[Dataset records]:
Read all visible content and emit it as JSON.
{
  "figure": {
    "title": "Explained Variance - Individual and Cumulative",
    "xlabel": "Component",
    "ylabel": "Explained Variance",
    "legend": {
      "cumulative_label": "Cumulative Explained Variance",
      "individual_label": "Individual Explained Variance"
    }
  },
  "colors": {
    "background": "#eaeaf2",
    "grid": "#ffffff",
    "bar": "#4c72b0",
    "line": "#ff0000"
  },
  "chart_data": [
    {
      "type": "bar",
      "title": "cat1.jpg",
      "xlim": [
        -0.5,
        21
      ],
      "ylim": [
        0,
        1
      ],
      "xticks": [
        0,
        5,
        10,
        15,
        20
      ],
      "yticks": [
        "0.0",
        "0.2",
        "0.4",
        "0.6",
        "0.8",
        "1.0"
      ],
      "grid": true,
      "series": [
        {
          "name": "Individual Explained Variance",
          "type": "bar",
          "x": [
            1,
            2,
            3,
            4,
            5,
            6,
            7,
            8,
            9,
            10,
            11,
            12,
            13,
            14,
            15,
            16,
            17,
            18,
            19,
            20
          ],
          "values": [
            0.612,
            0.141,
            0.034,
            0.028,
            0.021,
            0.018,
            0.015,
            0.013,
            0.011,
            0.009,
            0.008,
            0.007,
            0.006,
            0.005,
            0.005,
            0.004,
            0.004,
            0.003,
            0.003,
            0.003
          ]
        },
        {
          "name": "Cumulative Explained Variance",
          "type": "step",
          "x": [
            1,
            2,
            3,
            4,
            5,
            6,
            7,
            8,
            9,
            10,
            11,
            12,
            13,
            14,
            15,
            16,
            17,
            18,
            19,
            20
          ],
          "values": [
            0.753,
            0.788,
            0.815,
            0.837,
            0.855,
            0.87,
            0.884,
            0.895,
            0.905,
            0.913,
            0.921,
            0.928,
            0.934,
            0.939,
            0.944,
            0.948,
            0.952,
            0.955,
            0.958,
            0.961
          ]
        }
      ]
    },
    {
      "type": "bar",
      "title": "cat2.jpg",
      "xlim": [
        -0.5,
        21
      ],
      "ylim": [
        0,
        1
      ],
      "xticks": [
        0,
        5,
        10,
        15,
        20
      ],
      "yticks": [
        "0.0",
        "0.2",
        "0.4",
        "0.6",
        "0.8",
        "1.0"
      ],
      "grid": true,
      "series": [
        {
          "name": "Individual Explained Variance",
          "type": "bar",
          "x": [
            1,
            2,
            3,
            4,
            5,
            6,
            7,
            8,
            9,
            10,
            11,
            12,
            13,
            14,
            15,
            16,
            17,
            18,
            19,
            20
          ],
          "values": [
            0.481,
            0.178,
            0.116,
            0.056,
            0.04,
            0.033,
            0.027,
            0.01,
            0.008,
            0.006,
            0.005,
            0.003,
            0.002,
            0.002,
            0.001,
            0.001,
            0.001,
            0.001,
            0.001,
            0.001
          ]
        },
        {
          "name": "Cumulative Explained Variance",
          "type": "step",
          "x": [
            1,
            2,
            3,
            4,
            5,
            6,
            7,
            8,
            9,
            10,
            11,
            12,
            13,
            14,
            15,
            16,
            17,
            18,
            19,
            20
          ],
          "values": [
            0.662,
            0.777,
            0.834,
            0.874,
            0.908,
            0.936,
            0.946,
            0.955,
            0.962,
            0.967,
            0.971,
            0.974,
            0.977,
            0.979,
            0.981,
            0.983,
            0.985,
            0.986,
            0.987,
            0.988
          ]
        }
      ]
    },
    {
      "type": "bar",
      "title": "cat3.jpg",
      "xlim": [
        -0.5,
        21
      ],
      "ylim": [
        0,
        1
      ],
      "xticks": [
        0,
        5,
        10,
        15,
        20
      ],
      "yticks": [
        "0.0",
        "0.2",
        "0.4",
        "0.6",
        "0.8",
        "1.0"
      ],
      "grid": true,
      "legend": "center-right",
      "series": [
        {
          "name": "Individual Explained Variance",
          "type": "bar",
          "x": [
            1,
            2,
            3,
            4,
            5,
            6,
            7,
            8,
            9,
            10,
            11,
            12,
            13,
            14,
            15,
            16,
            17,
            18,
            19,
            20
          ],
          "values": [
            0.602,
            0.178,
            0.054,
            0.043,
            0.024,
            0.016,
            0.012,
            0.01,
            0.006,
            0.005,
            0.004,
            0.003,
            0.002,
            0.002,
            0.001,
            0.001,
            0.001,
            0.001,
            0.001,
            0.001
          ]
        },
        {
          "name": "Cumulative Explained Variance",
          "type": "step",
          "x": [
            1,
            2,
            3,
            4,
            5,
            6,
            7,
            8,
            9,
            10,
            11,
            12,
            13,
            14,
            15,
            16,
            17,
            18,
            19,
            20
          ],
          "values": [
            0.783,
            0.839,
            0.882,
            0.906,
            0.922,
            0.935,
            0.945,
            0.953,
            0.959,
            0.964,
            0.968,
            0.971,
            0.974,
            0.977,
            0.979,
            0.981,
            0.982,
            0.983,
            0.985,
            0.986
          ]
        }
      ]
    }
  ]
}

[Task description]: Set down every line of the listing above again, exactly as given.

[Result]:
Read all visible content and emit it as JSON.
{
  "figure": {
    "title": "Explained Variance - Individual and Cumulative",
    "xlabel": "Component",
    "ylabel": "Explained Variance",
    "legend": {
      "cumulative_label": "Cumulative Explained Variance",
      "individual_label": "Individual Explained Variance"
    }
  },
  "colors": {
    "background": "#eaeaf2",
    "grid": "#ffffff",
    "bar": "#4c72b0",
    "line": "#ff0000"
  },
  "chart_data": [
    {
      "type": "bar",
      "title": "cat1.jpg",
      "xlim": [
        -0.5,
        21
      ],
      "ylim": [
        0,
        1
      ],
      "xticks": [
        0,
        5,
        10,
        15,
        20
      ],
      "yticks": [
        "0.0",
        "0.2",
        "0.4",
        "0.6",
        "0.8",
        "1.0"
      ],
      "grid": true,
      "series": [
        {
          "name": "Individual Explained Variance",
          "type": "bar",
          "x": [
            1,
            2,
            3,
            4,
            5,
            6,
            7,
            8,
            9,
            10,
            11,
            12,
            13,
            14,
            15,
            16,
            17,
            18,
            19,
            20
          ],
          "values": [
            0.612,
            0.141,
            0.034,
            0.028,
            0.021,
            0.018,
            0.015,
            0.013,
            0.011,
            0.009,
            0.008,
            0.007,
            0.006,
            0.005,
            0.005,
            0.004,
            0.004,
            0.003,
            0.003,
            0.003
          ]
        },
        {
          "name": "Cumulative Explained Variance",
          "type": "step",
          "x": [
            1,
            2,
            3,
            4,
            5,
            6,
            7,
            8,
            9,
            10,
            11,
            12,
            13,
            14,
            15,
            16,
            17,
            18,
            19,
            20
          ],
          "values": [
            0.753,
            0.788,
            0.815,
            0.837,
            0.855,
            0.87,
            0.884,
            0.895,
            0.905,
            0.913,
            0.921,
            0.928,
            0.934,
            0.939,
            0.944,
            0.948,
            0.952,
            0.955,
            0.958,
            0.961
          ]
        }
      ]
    },
    {
      "type": "bar",
      "title": "cat2.jpg",
      "xlim": [
        -0.5,
        21
      ],
      "ylim": [
        0,
        1
      ],
      "xticks": [
        0,
        5,
        10,
        15,
        20
      ],
      "yticks": [
        "0.0",
        "0.2",
        "0.4",
        "0.6",
        "0.8",
        "1.0"
      ],
      "grid": true,
      "series": [
        {
          "name": "Individual Explained Variance",
          "type": "bar",
          "x": [
            1,
            2,
            3,
            4,
            5,
            6,
            7,
            8,
            9,
            10,
            11,
            12,
            13,
            14,
            15,
            16,
            17,
            18,
            19,
            20
          ],
          "values": [
            0.481,
            0.178,
            0.116,
            0.056,
            0.04,
            0.033,
            0.027,
            0.01,
            0.008,
            0.006,
            0.005,
            0.003,
            0.002,
            0.002,
            0.001,
            0.001,
            0.001,
            0.001,
            0.001,
            0.001
          ]
        },
        {
          "name": "Cumulative Explained Variance",
          "type": "step",
          "x": [
            1,
            2,
            3,
            4,
            5,
            6,
            7,
            8,
            9,
            10,
            11,
            12,
            13,
            14,
            15,
            16,
            17,
            18,
            19,
            20
          ],
          "values": [
            0.662,
            0.777,
            0.834,
            0.874,
            0.908,
            0.936,
            0.946,
            0.955,
            0.962,
            0.967,
            0.971,
            0.974,
            0.977,
            0.979,
            0.981,
            0.983,
            0.985,
            0.986,
            0.987,
            0.988
          ]
        }
      ]
    },
    {
      "type": "bar",
      "title": "cat3.jpg",
      "xlim": [
        -0.5,
        21
      ],
      "ylim": [
        0,
        1
      ],
      "xticks": [
        0,
        5,
        10,
        15,
        20
      ],
      "yticks": [
        "0.0",
        "0.2",
        "0.4",
        "0.6",
        "0.8",
        "1.0"
      ],
      "grid": true,
      "legend": "center-right",
      "series": [
        {
          "name": "Individual Explained Variance",
          "type": "bar",
          "x": [
            1,
            2,
            3,
            4,
            5,
            6,
            7,
            8,
            9,
            10,
            11,
            12,
            13,
            14,
            15,
            16,
            17,
            18,
            19,
            20
          ],
          "values": [
            0.602,
            0.178,
            0.054,
            0.043,
            0.024,
            0.016,
            0.012,
            0.01,
            0.006,
            0.005,
            0.004,
            0.003,
            0.002,
            0.002,
            0.001,
            0.001,
            0.001,
            0.001,
            0.001,
            0.001
          ]
        },
        {
          "name": "Cumulative Explained Variance",
          "type": "step",
          "x": [
            1,
            2,
            3,
            4,
            5,
            6,
            7,
            8,
            9,
            10,
            11,
            12,
            13,
            14,
            15,
            16,
            17,
            18,
            19,
            20
          ],
          "values": [
            0.783,
            0.839,
            0.882,
            0.906,
            0.922,
            0.935,
            0.945,
            0.953,
            0.959,
            0.964,
            0.968,
            0.971,
            0.974,
            0.977,
            0.979,
            0.981,
            0.982,
            0.983,
            0.985,
            0.986
          ]
        }
      ]
    }
  ]
}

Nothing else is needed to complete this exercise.